In this paper, \(A\) is a nonzero algebra over a field \(\mathbb{K}\) of characteristic zero. We recall that \((., ., .)\), \([., .]\), \(A(x_{1}, …, x_{n})\) denote respectively the associator, the commutator, and the subalgebra of \(A\) generated by \(x_{1}, …, x_{n}\in A\).

An element \(x\) of \(A\) is said to be a divisor of zero in \(A\) if there exists \(y\in A\setminus \{0\}\) such that \(xy = 0\) or \(yx=0\), and that \(x\) is said to be a joint divisor of zero in \(A\) if there is \(y\in A\setminus \{0\}\) such that \(xy = 0\) and \(yx = 0\).

An element \(a\) of an algebra is said to be isotropic whenever \(a\neq 0 = a^{2}\). We note that isotropic elements are nonzero joint divisors of zero.

::::::::::

### ACTIONS TO TAKE
a – Please copy the excerpt on zero divisors starting with "An element \(a\)" and going on through "divisors of zero.", substituting "square-zero" for "isotropic" each time it occurs.
b – In the excerpt on zero divisors, what two conditions make an element \(a\) of an algebra isotropic?
Answer using only the excerpt on zero divisors.

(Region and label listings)
::::::::::

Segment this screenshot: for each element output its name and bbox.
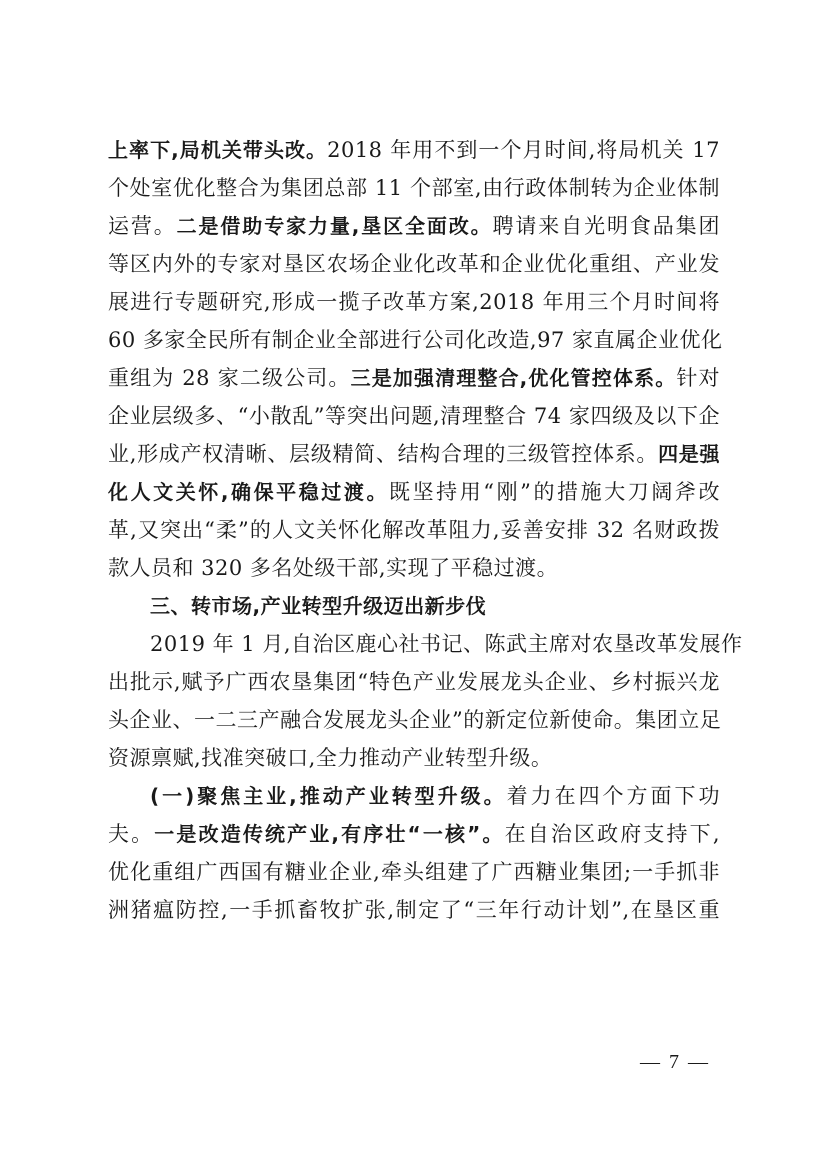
text-run: 个处室优化整合为集团总部 11 个部室,由行政体制转为企业体制 [108, 176, 720, 200]
text-line [108, 359, 720, 397]
bold-phrase: 一是改造传统产业,有序壮“一核”。 [154, 822, 505, 846]
text-line [108, 663, 720, 701]
text-line [108, 169, 720, 207]
text-run: 既坚持用“刚”的措施大刀阔斧改 [389, 480, 720, 504]
text-line [108, 701, 720, 739]
text-run: 头企业、一二三产融合发展龙头企业”的新定位新使命。集团立足 [108, 708, 722, 732]
bold-phrase: (一)聚焦主业,推动产业转型升级。 [150, 784, 507, 808]
document-body [108, 131, 743, 929]
text-line [108, 207, 720, 245]
text-run: 革,又突出“柔”的人文关怀化解改革阻力,妥善安排 32 名财政拨 [108, 518, 720, 542]
text-run: 运营。 [108, 214, 177, 238]
text-line [108, 739, 720, 777]
text-line [108, 853, 720, 891]
text-run: 优化重组广西国有糖业企业,牵头组建了广西糖业集团;一手抓非 [108, 860, 720, 884]
text-run: 出批示,赋予广西农垦集团“特色产业发展龙头企业、乡村振兴龙 [108, 670, 720, 694]
text-line [108, 815, 720, 853]
text-line [108, 283, 720, 321]
text-run: 重组为 28 家二级公司。 [108, 366, 351, 390]
text-run: 企业层级多、“小散乱”等突出问题,清理整合 74 家四级及以下企 [108, 404, 720, 428]
bold-phrase: 上率下,局机关带头改。 [108, 138, 328, 162]
text-run: 业,形成产权清晰、层级精简、结构合理的三级管控体系。 [108, 442, 659, 466]
text-line [108, 625, 743, 663]
text-line [108, 245, 720, 283]
text-run: 在自治区政府支持下, [504, 822, 720, 846]
text-line [108, 549, 720, 587]
text-run: 2018 年用不到一个月时间,将局机关 17 [327, 138, 720, 162]
text-line [108, 511, 720, 549]
text-run: 着力在四个方面下功 [506, 784, 720, 808]
bold-phrase: 三是加强清理整合,优化管控体系。 [350, 366, 677, 390]
text-line [108, 777, 720, 815]
page-number: — 7 — [640, 1051, 710, 1073]
text-line [108, 891, 720, 929]
bold-phrase: 化人文关怀,确保平稳过渡。 [108, 480, 390, 504]
text-run: 三、转市场,产业转型升级迈出新步伐 [150, 594, 487, 618]
text-line [108, 397, 720, 435]
text-line [108, 435, 720, 473]
text-run: 聘请来自光明食品集团 [492, 214, 720, 238]
text-run: 2019 年 1 月,自治区鹿心社书记、陈武主席对农垦改革发展作 [150, 632, 743, 656]
text-line [108, 131, 720, 169]
text-run: 等区内外的专家对垦区农场企业化改革和企业优化重组、产业发 [108, 252, 720, 276]
section-heading [108, 587, 720, 625]
text-line [108, 473, 720, 511]
bold-phrase: 二是借助专家力量,垦区全面改。 [176, 214, 493, 238]
text-run: 60 多家全民所有制企业全部进行公司化改造,97 家直属企业优化 [108, 328, 723, 352]
text-run: 款人员和 320 多名处级干部,实现了平稳过渡。 [108, 556, 559, 580]
text-run: 资源禀赋,找准突破口,全力推动产业转型升级。 [108, 746, 553, 770]
text-run: 夫。 [108, 822, 155, 846]
text-run: 洲猪瘟防控,一手抓畜牧扩张,制定了“三年行动计划”,在垦区重 [108, 898, 720, 922]
text-run: 针对 [676, 366, 720, 390]
text-line [108, 321, 723, 359]
text-run: 展进行专题研究,形成一揽子改革方案,2018 年用三个月时间将 [108, 290, 720, 314]
bold-phrase: 四是强 [658, 442, 720, 466]
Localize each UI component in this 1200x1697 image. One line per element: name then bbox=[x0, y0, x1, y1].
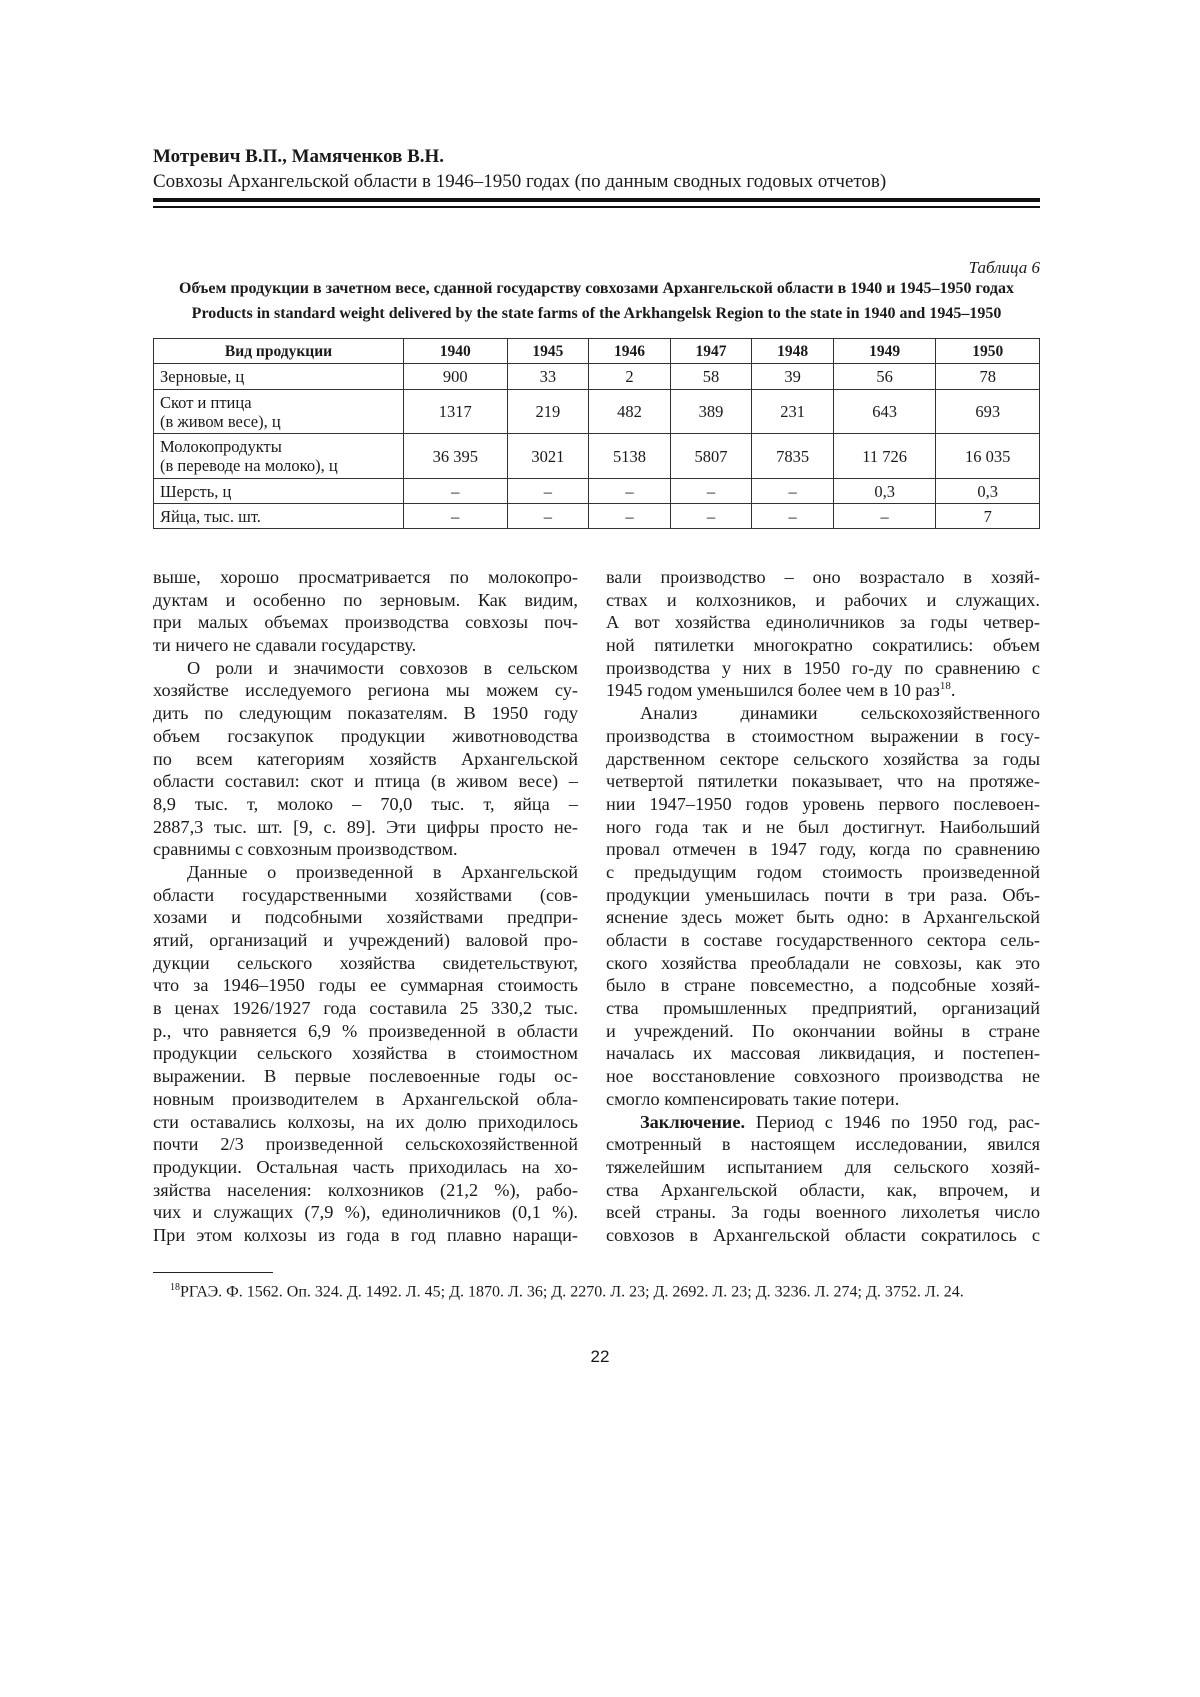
text-line: сти оставались колхозы, на их долю приходилось bbox=[153, 1111, 578, 1134]
text-line: четвертой пятилетки показывает, что на протяже- bbox=[606, 770, 1040, 793]
text-line: с предыдущим годом стоимость произведенной bbox=[606, 861, 1040, 884]
table-cell: 900 bbox=[404, 364, 508, 390]
text-line bbox=[606, 679, 1040, 702]
page-number: 22 bbox=[0, 1347, 1200, 1367]
table-cell: 3021 bbox=[507, 434, 589, 479]
text-line: ствах и колхозников, и рабочих и служащих. bbox=[606, 589, 1040, 612]
text-line: ного года так и не был достигнут. Наибольший bbox=[606, 816, 1040, 839]
footnote-ref: 18 bbox=[940, 680, 951, 692]
table-cell: 56 bbox=[833, 364, 935, 390]
text-line: что за 1946–1950 годы ее суммарная стоимость bbox=[153, 974, 578, 997]
text-line: по всем категориям хозяйств Архангельской bbox=[153, 748, 578, 771]
table-cell: 33 bbox=[507, 364, 589, 390]
line-text: Период с 1946 по 1950 год, рас- bbox=[745, 1112, 1040, 1132]
text-line: тяжелейшим испытанием для сельского хозяй- bbox=[606, 1156, 1040, 1179]
text-line: области составил: скот и птица (в живом весе) – bbox=[153, 770, 578, 793]
text-line: О роли и значимости совхозов в сельском bbox=[153, 657, 578, 680]
table-cell: 0,3 bbox=[833, 479, 935, 504]
text-line: ства промышленных предприятий, организаций bbox=[606, 997, 1040, 1020]
table-cell: 2 bbox=[589, 364, 671, 390]
right-text-column bbox=[606, 566, 1040, 1247]
text-line bbox=[606, 1111, 1040, 1134]
text-line: ное восстановление совхозного производства не bbox=[606, 1065, 1040, 1088]
row-label-line: Скот и птица bbox=[160, 393, 397, 412]
text-line: Данные о произведенной в Архангельской bbox=[153, 861, 578, 884]
table-cell: 7835 bbox=[752, 434, 834, 479]
text-line: смогло компенсировать такие потери. bbox=[606, 1088, 1040, 1111]
row-label bbox=[154, 504, 404, 529]
row-label bbox=[154, 364, 404, 390]
text-line: области государственными хозяйствами (сов- bbox=[153, 884, 578, 907]
row-label bbox=[154, 434, 404, 479]
table-header-row bbox=[154, 339, 1040, 364]
header-rule-thick bbox=[153, 198, 1040, 202]
text-line: хозяйстве исследуемого региона мы можем су- bbox=[153, 679, 578, 702]
text-line: производства у них в 1950 го-ду по сравнению с bbox=[606, 657, 1040, 680]
table-cell: 389 bbox=[670, 390, 752, 434]
table-cell: 58 bbox=[670, 364, 752, 390]
table-cell: 78 bbox=[936, 364, 1040, 390]
table-cell: – bbox=[670, 504, 752, 529]
footnote-mark: 18 bbox=[170, 1282, 180, 1293]
column-header: 1950 bbox=[936, 339, 1040, 364]
table-cell: 11 726 bbox=[833, 434, 935, 479]
column-header: 1949 bbox=[833, 339, 935, 364]
text-line: ти ничего не сдавали государству. bbox=[153, 634, 578, 657]
text-line: ятий, организаций и учреждений) валовой про- bbox=[153, 929, 578, 952]
table-cell: – bbox=[589, 479, 671, 504]
text-line: выражении. В первые послевоенные годы ос- bbox=[153, 1065, 578, 1088]
row-label-line: (в живом весе), ц bbox=[160, 412, 397, 431]
table-cell: 1317 bbox=[404, 390, 508, 434]
table-cell: 16 035 bbox=[936, 434, 1040, 479]
text-line: ной пятилетки многократно сократились: объем bbox=[606, 634, 1040, 657]
table-cell: – bbox=[670, 479, 752, 504]
table-cell: 36 395 bbox=[404, 434, 508, 479]
text-line: А вот хозяйства единоличников за годы четвер- bbox=[606, 611, 1040, 634]
table-cell: 219 bbox=[507, 390, 589, 434]
text-line: и учреждений. По окончании войны в стране bbox=[606, 1020, 1040, 1043]
footnote-text: РГАЭ. Ф. 1562. Оп. 324. Д. 1492. Л. 45; Д. 1870. Л. 36; Д. 2270. Л. 23; Д. 2692. Л. 23; Д. 3236. Л. 274; Д. 3752. Л. 24. bbox=[180, 1283, 964, 1300]
text-line: 8,9 тыс. т, молоко – 70,0 тыс. т, яйца – bbox=[153, 793, 578, 816]
text-line: новным производителем в Архангельской обла- bbox=[153, 1088, 578, 1111]
text-line: нии 1947–1950 годов уровень первого послевоен- bbox=[606, 793, 1040, 816]
text-line: дарственном секторе сельского хозяйства за годы bbox=[606, 748, 1040, 771]
text-line: сравнимы с совхозным производством. bbox=[153, 838, 578, 861]
text-line: объем госзакупок продукции животноводства bbox=[153, 725, 578, 748]
text-line: хозами и подсобными хозяйствами предпри- bbox=[153, 906, 578, 929]
table-cell: 0,3 bbox=[936, 479, 1040, 504]
text-line: дуктам и особенно по зерновым. Как видим, bbox=[153, 589, 578, 612]
table-cell: – bbox=[833, 504, 935, 529]
text-line: вали производство – оно возрастало в хозяй- bbox=[606, 566, 1040, 589]
table-cell: 693 bbox=[936, 390, 1040, 434]
row-label-line: Шерсть, ц bbox=[160, 482, 397, 501]
running-head-title: Совхозы Архангельской области в 1946–1950 годах (по данным сводных годовых отчетов) bbox=[153, 171, 886, 193]
row-label-line: Яйца, тыс. шт. bbox=[160, 507, 397, 526]
text-line: ского хозяйства преобладали не совхозы, как это bbox=[606, 952, 1040, 975]
text-line: было в стране повсеместно, а подсобные хозяй- bbox=[606, 974, 1040, 997]
text-line: провал отмечен в 1947 году, когда по сравнению bbox=[606, 838, 1040, 861]
text-line: при малых объемах производства совхозы поч- bbox=[153, 611, 578, 634]
text-line: в ценах 1926/1927 года составила 25 330,2 тыс. bbox=[153, 997, 578, 1020]
table-cell: 231 bbox=[752, 390, 834, 434]
running-head-authors: Мотревич В.П., Мамяченков В.Н. bbox=[153, 146, 444, 168]
row-label bbox=[154, 390, 404, 434]
bold-lead: Заключение. bbox=[640, 1112, 745, 1132]
text-line: выше, хорошо просматривается по молокопро- bbox=[153, 566, 578, 589]
row-label bbox=[154, 479, 404, 504]
table-cell: 643 bbox=[833, 390, 935, 434]
table-cell: – bbox=[752, 504, 834, 529]
column-header: 1946 bbox=[589, 339, 671, 364]
line-text: 1945 годом уменьшился более чем в 10 раз bbox=[606, 680, 940, 700]
text-line: началась их массовая ликвидация, и постепен- bbox=[606, 1042, 1040, 1065]
table-cell: 5807 bbox=[670, 434, 752, 479]
text-line: совхозов в Архангельской области сократилось с bbox=[606, 1224, 1040, 1247]
table-cell: – bbox=[404, 479, 508, 504]
header-rule-thin bbox=[153, 206, 1040, 208]
text-line: р., что равняется 6,9 % произведенной в области bbox=[153, 1020, 578, 1043]
table-row bbox=[154, 390, 1040, 434]
text-line: всей страны. За годы военного лихолетья число bbox=[606, 1201, 1040, 1224]
table-cell: – bbox=[589, 504, 671, 529]
text-line: 2887,3 тыс. шт. [9, с. 89]. Эти цифры просто не- bbox=[153, 816, 578, 839]
table-cell: – bbox=[752, 479, 834, 504]
table-cell: 7 bbox=[936, 504, 1040, 529]
text-line: зяйства населения: колхозников (21,2 %), рабо- bbox=[153, 1179, 578, 1202]
text-line: дукции сельского хозяйства свидетельствуют, bbox=[153, 952, 578, 975]
column-header: 1947 bbox=[670, 339, 752, 364]
table-title-en: Products in standard weight delivered by the state farms of the Arkhangelsk Region to the state in 1940 and 1945–1950 bbox=[153, 305, 1040, 323]
footnote-rule bbox=[153, 1272, 273, 1273]
text-line: продукции сельского хозяйства в стоимостном bbox=[153, 1042, 578, 1065]
table-title-ru: Объем продукции в зачетном весе, сданной государству совхозами Архангельской области в 1940 и 1945–1950 годах bbox=[153, 280, 1040, 298]
text-line: области в составе государственного сектора сель- bbox=[606, 929, 1040, 952]
table-cell: – bbox=[507, 504, 589, 529]
text-line: смотренный в настоящем исследовании, явился bbox=[606, 1133, 1040, 1156]
text-line: ства Архангельской области, как, впрочем, и bbox=[606, 1179, 1040, 1202]
row-label-line: Зерновые, ц bbox=[160, 367, 397, 386]
table-cell: – bbox=[507, 479, 589, 504]
text-line: Анализ динамики сельскохозяйственного bbox=[606, 702, 1040, 725]
text-line: продукции. Остальная часть приходилась на хо- bbox=[153, 1156, 578, 1179]
row-label-line: (в переводе на молоко), ц bbox=[160, 456, 397, 475]
table-cell: 482 bbox=[589, 390, 671, 434]
column-header: 1940 bbox=[404, 339, 508, 364]
table-cell: 39 bbox=[752, 364, 834, 390]
column-header: Вид продукции bbox=[154, 339, 404, 364]
table-row bbox=[154, 479, 1040, 504]
table-cell: – bbox=[404, 504, 508, 529]
text-line: При этом колхозы из года в год плавно наращи- bbox=[153, 1224, 578, 1247]
table-cell: 5138 bbox=[589, 434, 671, 479]
footnote bbox=[170, 1282, 964, 1301]
text-line: чих и служащих (7,9 %), единоличников (0,1 %). bbox=[153, 1201, 578, 1224]
column-header: 1945 bbox=[507, 339, 589, 364]
text-line: дить по следующим показателям. В 1950 году bbox=[153, 702, 578, 725]
table-row bbox=[154, 504, 1040, 529]
row-label-line: Молокопродукты bbox=[160, 437, 397, 456]
table-number: Таблица 6 bbox=[969, 258, 1040, 278]
left-text-column bbox=[153, 566, 578, 1247]
text-line: производства в стоимостном выражении в госу- bbox=[606, 725, 1040, 748]
production-table bbox=[153, 338, 1040, 529]
table-row bbox=[154, 434, 1040, 479]
text-line: продукции уменьшилась почти в три раза. Объ- bbox=[606, 884, 1040, 907]
table-row bbox=[154, 364, 1040, 390]
column-header: 1948 bbox=[752, 339, 834, 364]
text-line: почти 2/3 произведенной сельскохозяйственной bbox=[153, 1133, 578, 1156]
line-text: . bbox=[951, 680, 956, 700]
text-line: яснение здесь может быть одно: в Архангельской bbox=[606, 906, 1040, 929]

::::::::::

### COMPLETE ANSWERS
a –
An element \(a\) of an algebra is said to be square-zero whenever \(a\neq 0 = a^{2}\). We note that square-zero elements are nonzero joint divisors of zero.

b – The element \(a\) is nonzero, and its square is zero.